Find the string "食道がん" in the records. Copy every line it appears in.

▶ Data supplied:
◇ ◇ ◇ ◇

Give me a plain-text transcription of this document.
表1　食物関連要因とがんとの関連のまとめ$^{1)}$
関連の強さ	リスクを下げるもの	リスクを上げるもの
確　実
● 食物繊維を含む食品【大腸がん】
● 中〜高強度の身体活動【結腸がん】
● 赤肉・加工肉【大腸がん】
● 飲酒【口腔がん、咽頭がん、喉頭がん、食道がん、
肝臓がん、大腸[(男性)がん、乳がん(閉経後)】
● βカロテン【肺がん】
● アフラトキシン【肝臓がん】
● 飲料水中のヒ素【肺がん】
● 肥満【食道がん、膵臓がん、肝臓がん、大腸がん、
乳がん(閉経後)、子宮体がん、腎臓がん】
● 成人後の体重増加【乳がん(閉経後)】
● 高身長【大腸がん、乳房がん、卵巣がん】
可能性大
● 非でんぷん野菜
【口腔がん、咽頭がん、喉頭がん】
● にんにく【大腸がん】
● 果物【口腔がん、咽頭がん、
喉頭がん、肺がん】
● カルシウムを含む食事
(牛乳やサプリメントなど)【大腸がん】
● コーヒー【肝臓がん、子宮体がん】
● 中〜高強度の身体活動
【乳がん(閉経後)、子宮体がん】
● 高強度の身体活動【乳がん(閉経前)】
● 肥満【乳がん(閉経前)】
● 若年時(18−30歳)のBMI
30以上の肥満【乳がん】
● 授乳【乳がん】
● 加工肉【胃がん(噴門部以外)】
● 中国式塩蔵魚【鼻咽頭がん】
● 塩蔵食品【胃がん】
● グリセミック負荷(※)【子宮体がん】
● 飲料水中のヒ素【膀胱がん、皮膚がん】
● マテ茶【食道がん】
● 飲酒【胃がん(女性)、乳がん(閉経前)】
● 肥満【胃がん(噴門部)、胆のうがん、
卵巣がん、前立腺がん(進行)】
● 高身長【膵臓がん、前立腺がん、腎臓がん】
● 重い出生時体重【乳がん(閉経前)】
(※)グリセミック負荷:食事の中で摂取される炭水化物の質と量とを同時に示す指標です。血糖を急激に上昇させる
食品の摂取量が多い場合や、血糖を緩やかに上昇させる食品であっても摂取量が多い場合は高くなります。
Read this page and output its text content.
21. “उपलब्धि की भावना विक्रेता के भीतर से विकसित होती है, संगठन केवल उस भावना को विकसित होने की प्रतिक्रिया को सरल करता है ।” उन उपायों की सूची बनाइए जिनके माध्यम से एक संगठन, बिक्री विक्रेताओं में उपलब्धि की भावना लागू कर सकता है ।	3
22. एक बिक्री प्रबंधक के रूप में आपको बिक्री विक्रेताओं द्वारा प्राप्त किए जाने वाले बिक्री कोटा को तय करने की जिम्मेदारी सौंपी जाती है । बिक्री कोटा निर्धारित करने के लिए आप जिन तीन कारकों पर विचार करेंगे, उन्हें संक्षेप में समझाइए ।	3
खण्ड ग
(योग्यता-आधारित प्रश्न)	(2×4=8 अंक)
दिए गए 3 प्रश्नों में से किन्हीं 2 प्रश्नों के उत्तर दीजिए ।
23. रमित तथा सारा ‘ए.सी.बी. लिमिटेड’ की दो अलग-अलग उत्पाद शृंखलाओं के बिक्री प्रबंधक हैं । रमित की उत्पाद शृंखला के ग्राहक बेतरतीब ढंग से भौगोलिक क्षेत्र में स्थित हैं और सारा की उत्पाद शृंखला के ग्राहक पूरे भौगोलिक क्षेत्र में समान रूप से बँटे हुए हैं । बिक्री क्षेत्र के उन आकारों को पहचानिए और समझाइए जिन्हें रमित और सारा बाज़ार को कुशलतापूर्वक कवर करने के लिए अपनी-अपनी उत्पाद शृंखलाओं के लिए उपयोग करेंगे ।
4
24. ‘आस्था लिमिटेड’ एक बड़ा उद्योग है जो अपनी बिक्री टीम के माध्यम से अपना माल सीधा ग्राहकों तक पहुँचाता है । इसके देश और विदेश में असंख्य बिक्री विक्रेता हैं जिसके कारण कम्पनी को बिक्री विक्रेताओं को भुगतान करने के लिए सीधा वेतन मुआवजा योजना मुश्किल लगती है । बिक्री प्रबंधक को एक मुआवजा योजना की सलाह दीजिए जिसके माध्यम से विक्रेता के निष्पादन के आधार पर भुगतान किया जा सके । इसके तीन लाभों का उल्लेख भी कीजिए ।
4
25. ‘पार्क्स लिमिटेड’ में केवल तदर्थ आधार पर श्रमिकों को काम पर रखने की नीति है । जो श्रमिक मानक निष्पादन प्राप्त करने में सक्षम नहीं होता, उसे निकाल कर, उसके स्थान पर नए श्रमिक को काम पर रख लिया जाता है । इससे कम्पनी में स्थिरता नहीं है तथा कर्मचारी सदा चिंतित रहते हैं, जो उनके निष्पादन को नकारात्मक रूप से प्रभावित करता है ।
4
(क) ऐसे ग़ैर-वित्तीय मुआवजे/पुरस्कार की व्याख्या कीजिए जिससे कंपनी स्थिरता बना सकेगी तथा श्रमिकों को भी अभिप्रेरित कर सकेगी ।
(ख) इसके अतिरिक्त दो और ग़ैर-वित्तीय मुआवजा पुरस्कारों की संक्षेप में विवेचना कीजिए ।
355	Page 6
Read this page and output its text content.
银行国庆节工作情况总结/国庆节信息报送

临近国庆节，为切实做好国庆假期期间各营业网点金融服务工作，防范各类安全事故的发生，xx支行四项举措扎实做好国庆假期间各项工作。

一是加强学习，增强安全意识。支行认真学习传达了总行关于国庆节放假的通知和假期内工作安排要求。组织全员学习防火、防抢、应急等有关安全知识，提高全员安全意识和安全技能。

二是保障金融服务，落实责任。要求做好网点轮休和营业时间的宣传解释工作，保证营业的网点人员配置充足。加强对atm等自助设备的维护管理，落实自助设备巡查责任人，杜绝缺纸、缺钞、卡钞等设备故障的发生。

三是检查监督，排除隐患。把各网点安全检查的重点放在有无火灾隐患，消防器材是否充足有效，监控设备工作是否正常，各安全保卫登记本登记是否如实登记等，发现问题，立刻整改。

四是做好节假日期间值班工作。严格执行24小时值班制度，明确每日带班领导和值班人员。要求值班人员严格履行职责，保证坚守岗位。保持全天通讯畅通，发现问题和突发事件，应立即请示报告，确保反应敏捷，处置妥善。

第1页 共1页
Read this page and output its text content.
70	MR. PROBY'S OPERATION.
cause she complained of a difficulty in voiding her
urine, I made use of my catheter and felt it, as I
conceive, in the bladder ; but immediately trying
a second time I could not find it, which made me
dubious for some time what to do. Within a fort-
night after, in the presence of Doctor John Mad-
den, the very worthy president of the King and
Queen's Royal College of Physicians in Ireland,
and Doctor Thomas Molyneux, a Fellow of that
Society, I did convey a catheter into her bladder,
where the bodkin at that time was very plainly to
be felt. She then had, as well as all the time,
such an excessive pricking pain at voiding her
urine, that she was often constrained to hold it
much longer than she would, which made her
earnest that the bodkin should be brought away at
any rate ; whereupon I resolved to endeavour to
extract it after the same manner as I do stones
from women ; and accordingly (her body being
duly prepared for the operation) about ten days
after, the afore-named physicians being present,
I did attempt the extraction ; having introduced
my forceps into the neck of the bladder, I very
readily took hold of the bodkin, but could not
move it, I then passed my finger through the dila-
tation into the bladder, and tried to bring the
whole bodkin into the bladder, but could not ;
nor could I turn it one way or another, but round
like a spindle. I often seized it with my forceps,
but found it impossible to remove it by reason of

◇ ◇ ◇ ◇

▶ Finished answer:
● 飲酒【口腔がん、咽頭がん、喉頭がん、食道がん、
● 肥満【食道がん、膵臓がん、肝臓がん、大腸がん、
● マテ茶【食道がん】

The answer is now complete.